* **Task**
Only lines holding the string "PQconninfoFree" are wanted; copy each one from the material.
======
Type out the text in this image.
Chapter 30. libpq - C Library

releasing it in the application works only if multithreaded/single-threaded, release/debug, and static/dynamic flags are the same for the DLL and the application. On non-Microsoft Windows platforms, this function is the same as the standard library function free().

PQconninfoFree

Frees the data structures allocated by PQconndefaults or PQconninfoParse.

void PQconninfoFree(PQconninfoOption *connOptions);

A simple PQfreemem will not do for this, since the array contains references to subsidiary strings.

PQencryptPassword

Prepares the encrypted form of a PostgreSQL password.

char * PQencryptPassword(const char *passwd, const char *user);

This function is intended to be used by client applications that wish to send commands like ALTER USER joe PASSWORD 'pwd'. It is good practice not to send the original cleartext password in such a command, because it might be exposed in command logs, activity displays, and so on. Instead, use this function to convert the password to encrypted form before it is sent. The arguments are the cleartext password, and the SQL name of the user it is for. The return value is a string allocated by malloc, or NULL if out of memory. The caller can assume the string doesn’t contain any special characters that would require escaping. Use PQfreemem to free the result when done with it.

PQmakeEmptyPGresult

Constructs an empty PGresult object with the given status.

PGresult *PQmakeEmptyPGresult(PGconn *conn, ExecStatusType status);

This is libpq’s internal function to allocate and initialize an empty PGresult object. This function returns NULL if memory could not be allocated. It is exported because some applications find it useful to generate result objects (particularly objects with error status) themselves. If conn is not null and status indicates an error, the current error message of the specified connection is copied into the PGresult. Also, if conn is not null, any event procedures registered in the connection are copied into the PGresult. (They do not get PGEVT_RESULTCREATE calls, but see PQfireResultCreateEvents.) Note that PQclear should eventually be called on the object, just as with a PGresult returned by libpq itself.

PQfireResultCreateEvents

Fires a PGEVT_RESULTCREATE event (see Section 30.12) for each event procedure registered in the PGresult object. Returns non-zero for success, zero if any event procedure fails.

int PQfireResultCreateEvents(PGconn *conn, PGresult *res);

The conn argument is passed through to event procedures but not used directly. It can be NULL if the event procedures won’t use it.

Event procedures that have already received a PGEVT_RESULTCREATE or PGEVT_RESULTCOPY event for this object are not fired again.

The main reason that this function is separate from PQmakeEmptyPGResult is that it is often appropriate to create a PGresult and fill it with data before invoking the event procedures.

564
======
* **Written answer**
PQconninfoFree
void PQconninfoFree(PQconninfoOption *connOptions);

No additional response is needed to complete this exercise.